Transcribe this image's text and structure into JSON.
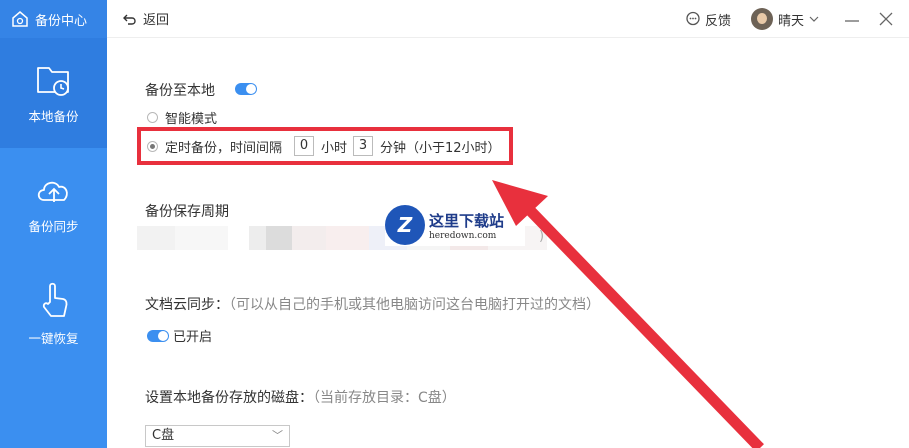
{
  "sidebar": {
    "title": "备份中心",
    "items": [
      {
        "label": "本地备份",
        "icon": "folder-clock-icon"
      },
      {
        "label": "备份同步",
        "icon": "cloud-upload-icon"
      },
      {
        "label": "一键恢复",
        "icon": "hand-pointer-icon"
      }
    ]
  },
  "topbar": {
    "back_label": "返回",
    "feedback_label": "反馈",
    "user_name": "晴天"
  },
  "local_backup": {
    "title": "备份至本地",
    "mode_smart": "智能模式",
    "mode_timed_prefix": "定时备份，时间间隔",
    "hours_value": "0",
    "hours_unit": "小时",
    "minutes_value": "3",
    "minutes_unit": "分钟（小于12小时）"
  },
  "retention": {
    "title": "备份保存周期",
    "trailing": ")"
  },
  "doc_sync": {
    "title": "文档云同步：",
    "hint": "（可以从自己的手机或其他电脑访问这台电脑打开过的文档）",
    "status": "已开启"
  },
  "disk": {
    "title": "设置本地备份存放的磁盘：",
    "hint": "（当前存放目录：C盘）",
    "selected": "C盘"
  },
  "watermark": {
    "logo_letter": "Z",
    "name": "这里下载站",
    "domain": "heredown.com"
  },
  "colors": {
    "accent": "#3b8ff0",
    "highlight": "#e8303d"
  }
}
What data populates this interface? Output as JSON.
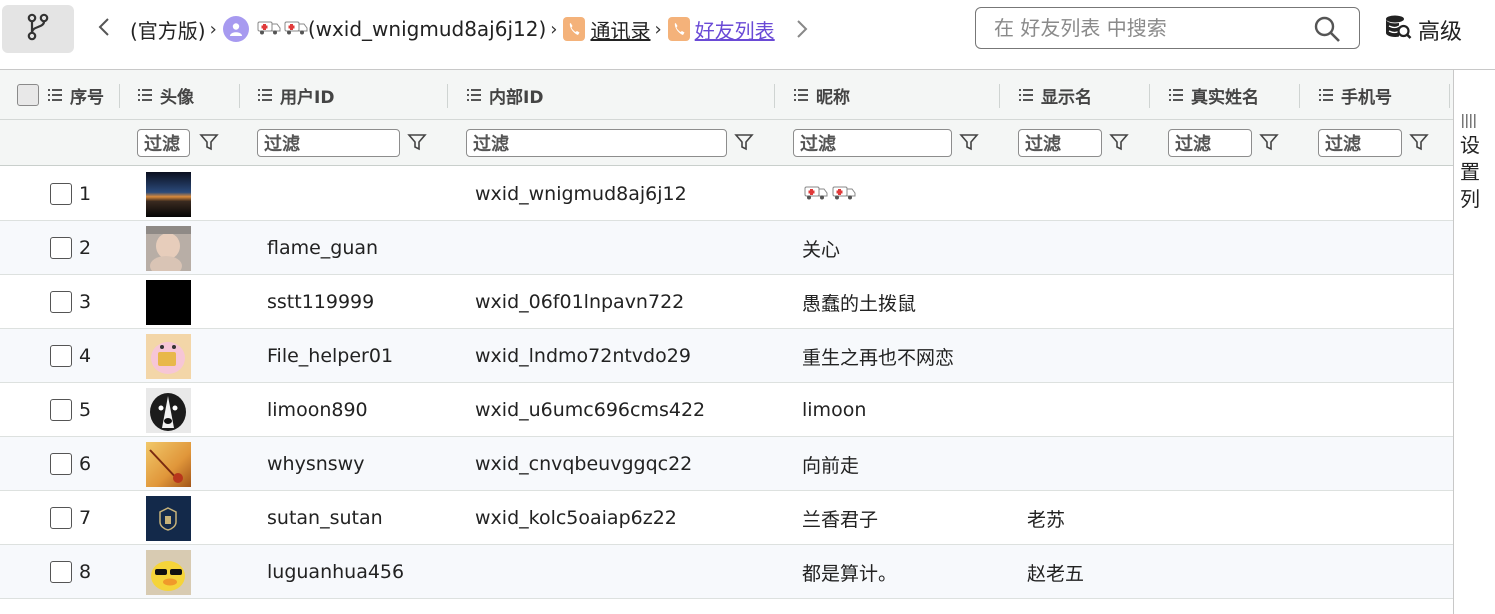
{
  "breadcrumb": {
    "root": "(官方版)",
    "account": "(wxid_wnigmud8aj6j12)",
    "contacts": "通讯录",
    "friends": "好友列表"
  },
  "search": {
    "placeholder": "在 好友列表 中搜索"
  },
  "advanced_label": "高级",
  "columns": {
    "seq": "序号",
    "avatar": "头像",
    "user_id": "用户ID",
    "internal_id": "内部ID",
    "nickname": "昵称",
    "display_name": "显示名",
    "real_name": "真实姓名",
    "phone": "手机号"
  },
  "filter_placeholder": "过滤",
  "side_panel": {
    "label": "设置列"
  },
  "rows": [
    {
      "seq": "1",
      "user_id": "",
      "internal_id": "wxid_wnigmud8aj6j12",
      "nickname": "",
      "display_name": "",
      "avatar": "earth-horizon"
    },
    {
      "seq": "2",
      "user_id": "flame_guan",
      "internal_id": "",
      "nickname": "关心",
      "display_name": "",
      "avatar": "baby"
    },
    {
      "seq": "3",
      "user_id": "sstt119999",
      "internal_id": "wxid_06f01lnpavn722",
      "nickname": "愚蠢的土拨鼠",
      "display_name": "",
      "avatar": "black"
    },
    {
      "seq": "4",
      "user_id": "File_helper01",
      "internal_id": "wxid_lndmo72ntvdo29",
      "nickname": "重生之再也不网恋",
      "display_name": "",
      "avatar": "cartoon-pig"
    },
    {
      "seq": "5",
      "user_id": "limoon890",
      "internal_id": "wxid_u6umc696cms422",
      "nickname": "limoon",
      "display_name": "",
      "avatar": "dog"
    },
    {
      "seq": "6",
      "user_id": "whysnswy",
      "internal_id": "wxid_cnvqbeuvggqc22",
      "nickname": "向前走",
      "display_name": "",
      "avatar": "sunset-field"
    },
    {
      "seq": "7",
      "user_id": "sutan_sutan",
      "internal_id": "wxid_kolc5oaiap6z22",
      "nickname": "兰香君子",
      "display_name": "老苏",
      "avatar": "navy-emblem"
    },
    {
      "seq": "8",
      "user_id": "luguanhua456",
      "internal_id": "",
      "nickname": "都是算计。",
      "display_name": "赵老五",
      "avatar": "duck-sunglasses"
    }
  ],
  "colors": {
    "accent": "#6a4ad6",
    "header_bg": "#f4f6f5",
    "alt_row": "#f7f9fc",
    "tag_orange": "#f4b27a",
    "avatar_purple": "#a79af0"
  }
}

* _EXERCISE OBJECTIVE_
Repeat the listing in full and exactly. Do not include any images.

* _COMPLETED EXERCISE_
Transcribe this image's text and structure into JSON.
{
  "sidebar": {
    "title": "备份中心",
    "items": [
      {
        "label": "本地备份",
        "icon": "folder-clock-icon"
      },
      {
        "label": "备份同步",
        "icon": "cloud-upload-icon"
      },
      {
        "label": "一键恢复",
        "icon": "hand-pointer-icon"
      }
    ]
  },
  "topbar": {
    "back_label": "返回",
    "feedback_label": "反馈",
    "user_name": "晴天"
  },
  "local_backup": {
    "title": "备份至本地",
    "mode_smart": "智能模式",
    "mode_timed_prefix": "定时备份，时间间隔",
    "hours_value": "0",
    "hours_unit": "小时",
    "minutes_value": "3",
    "minutes_unit": "分钟（小于12小时）"
  },
  "retention": {
    "title": "备份保存周期",
    "trailing": ")"
  },
  "doc_sync": {
    "title": "文档云同步：",
    "hint": "（可以从自己的手机或其他电脑访问这台电脑打开过的文档）",
    "status": "已开启"
  },
  "disk": {
    "title": "设置本地备份存放的磁盘：",
    "hint": "（当前存放目录：C盘）",
    "selected": "C盘"
  },
  "watermark": {
    "logo_letter": "Z",
    "name": "这里下载站",
    "domain": "heredown.com"
  },
  "colors": {
    "accent": "#3b8ff0",
    "highlight": "#e8303d"
  }
}
What data populates this interface? Output as JSON.
{
  "breadcrumb": {
    "root": "(官方版)",
    "account": "(wxid_wnigmud8aj6j12)",
    "contacts": "通讯录",
    "friends": "好友列表"
  },
  "search": {
    "placeholder": "在 好友列表 中搜索"
  },
  "advanced_label": "高级",
  "columns": {
    "seq": "序号",
    "avatar": "头像",
    "user_id": "用户ID",
    "internal_id": "内部ID",
    "nickname": "昵称",
    "display_name": "显示名",
    "real_name": "真实姓名",
    "phone": "手机号"
  },
  "filter_placeholder": "过滤",
  "side_panel": {
    "label": "设置列"
  },
  "rows": [
    {
      "seq": "1",
      "user_id": "",
      "internal_id": "wxid_wnigmud8aj6j12",
      "nickname": "",
      "display_name": "",
      "avatar": "earth-horizon"
    },
    {
      "seq": "2",
      "user_id": "flame_guan",
      "internal_id": "",
      "nickname": "关心",
      "display_name": "",
      "avatar": "baby"
    },
    {
      "seq": "3",
      "user_id": "sstt119999",
      "internal_id": "wxid_06f01lnpavn722",
      "nickname": "愚蠢的土拨鼠",
      "display_name": "",
      "avatar": "black"
    },
    {
      "seq": "4",
      "user_id": "File_helper01",
      "internal_id": "wxid_lndmo72ntvdo29",
      "nickname": "重生之再也不网恋",
      "display_name": "",
      "avatar": "cartoon-pig"
    },
    {
      "seq": "5",
      "user_id": "limoon890",
      "internal_id": "wxid_u6umc696cms422",
      "nickname": "limoon",
      "display_name": "",
      "avatar": "dog"
    },
    {
      "seq": "6",
      "user_id": "whysnswy",
      "internal_id": "wxid_cnvqbeuvggqc22",
      "nickname": "向前走",
      "display_name": "",
      "avatar": "sunset-field"
    },
    {
      "seq": "7",
      "user_id": "sutan_sutan",
      "internal_id": "wxid_kolc5oaiap6z22",
      "nickname": "兰香君子",
      "display_name": "老苏",
      "avatar": "navy-emblem"
    },
    {
      "seq": "8",
      "user_id": "luguanhua456",
      "internal_id": "",
      "nickname": "都是算计。",
      "display_name": "赵老五",
      "avatar": "duck-sunglasses"
    }
  ],
  "colors": {
    "accent": "#6a4ad6",
    "header_bg": "#f4f6f5",
    "alt_row": "#f7f9fc",
    "tag_orange": "#f4b27a",
    "avatar_purple": "#a79af0"
  }
}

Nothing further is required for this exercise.